## Directions for this task
All the records that follow need to be reproduced exactly. Omit the images.

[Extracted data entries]
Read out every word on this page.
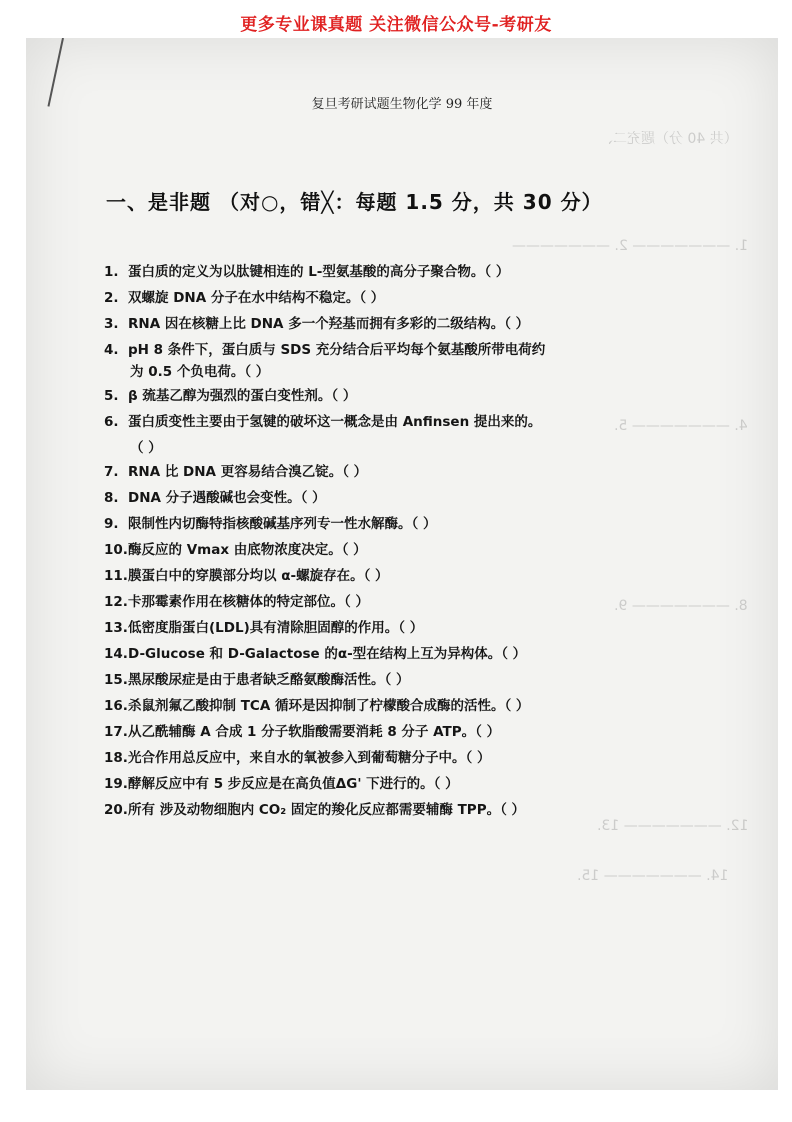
更多专业课真题 关注微信公众号-考研友
（共 40 分）题充二、
1. ——————— 2. ———————
4. ——————— 5.
8. ——————— 9.
12. ——————— 13.
14. ——————— 15.
复旦考研试题生物化学 99 年度
一、是非题 （对○，错╳：每题 1.5 分，共 30 分）
1.蛋白质的定义为以肽键相连的 L-型氨基酸的高分子聚合物。（ ）
2.双螺旋 DNA 分子在水中结构不稳定。（ ）
3.RNA 因在核糖上比 DNA 多一个羟基而拥有多彩的二级结构。（ ）
4.pH 8 条件下，蛋白质与 SDS 充分结合后平均每个氨基酸所带电荷约
为 0.5 个负电荷。（ ）
5.β 巯基乙醇为强烈的蛋白变性剂。（ ）
6.蛋白质变性主要由于氢键的破坏这一概念是由 Anfinsen 提出来的。
（ ）
7.RNA 比 DNA 更容易结合溴乙锭。（ ）
8.DNA 分子遇酸碱也会变性。（ ）
9.限制性内切酶特指核酸碱基序列专一性水解酶。（ ）
10.酶反应的 Vmax 由底物浓度决定。（ ）
11.膜蛋白中的穿膜部分均以 α-螺旋存在。（ ）
12.卡那霉素作用在核糖体的特定部位。（ ）
13.低密度脂蛋白(LDL)具有清除胆固醇的作用。（ ）
14.D-Glucose 和 D-Galactose 的α-型在结构上互为异构体。（ ）
15.黑尿酸尿症是由于患者缺乏酪氨酸酶活性。（ ）
16.杀鼠剂氟乙酸抑制 TCA 循环是因抑制了柠檬酸合成酶的活性。（ ）
17.从乙酰辅酶 A 合成 1 分子软脂酸需要消耗 8 分子 ATP。（ ）
18.光合作用总反应中，来自水的氧被参入到葡萄糖分子中。（ ）
19.酵解反应中有 5 步反应是在高负值ΔG' 下进行的。（ ）
20.所有 涉及动物细胞内 CO₂ 固定的羧化反应都需要辅酶 TPP。（ ）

## Task output
Read out every word on this page.
更多专业课真题 关注微信公众号-考研友
（共 40 分）题充二、
1. ——————— 2. ———————
4. ——————— 5.
8. ——————— 9.
12. ——————— 13.
14. ——————— 15.
复旦考研试题生物化学 99 年度
一、是非题 （对○，错╳：每题 1.5 分，共 30 分）
1.蛋白质的定义为以肽键相连的 L-型氨基酸的高分子聚合物。（ ）
2.双螺旋 DNA 分子在水中结构不稳定。（ ）
3.RNA 因在核糖上比 DNA 多一个羟基而拥有多彩的二级结构。（ ）
4.pH 8 条件下，蛋白质与 SDS 充分结合后平均每个氨基酸所带电荷约
为 0.5 个负电荷。（ ）
5.β 巯基乙醇为强烈的蛋白变性剂。（ ）
6.蛋白质变性主要由于氢键的破坏这一概念是由 Anfinsen 提出来的。
（ ）
7.RNA 比 DNA 更容易结合溴乙锭。（ ）
8.DNA 分子遇酸碱也会变性。（ ）
9.限制性内切酶特指核酸碱基序列专一性水解酶。（ ）
10.酶反应的 Vmax 由底物浓度决定。（ ）
11.膜蛋白中的穿膜部分均以 α-螺旋存在。（ ）
12.卡那霉素作用在核糖体的特定部位。（ ）
13.低密度脂蛋白(LDL)具有清除胆固醇的作用。（ ）
14.D-Glucose 和 D-Galactose 的α-型在结构上互为异构体。（ ）
15.黑尿酸尿症是由于患者缺乏酪氨酸酶活性。（ ）
16.杀鼠剂氟乙酸抑制 TCA 循环是因抑制了柠檬酸合成酶的活性。（ ）
17.从乙酰辅酶 A 合成 1 分子软脂酸需要消耗 8 分子 ATP。（ ）
18.光合作用总反应中，来自水的氧被参入到葡萄糖分子中。（ ）
19.酵解反应中有 5 步反应是在高负值ΔG' 下进行的。（ ）
20.所有 涉及动物细胞内 CO₂ 固定的羧化反应都需要辅酶 TPP。（ ）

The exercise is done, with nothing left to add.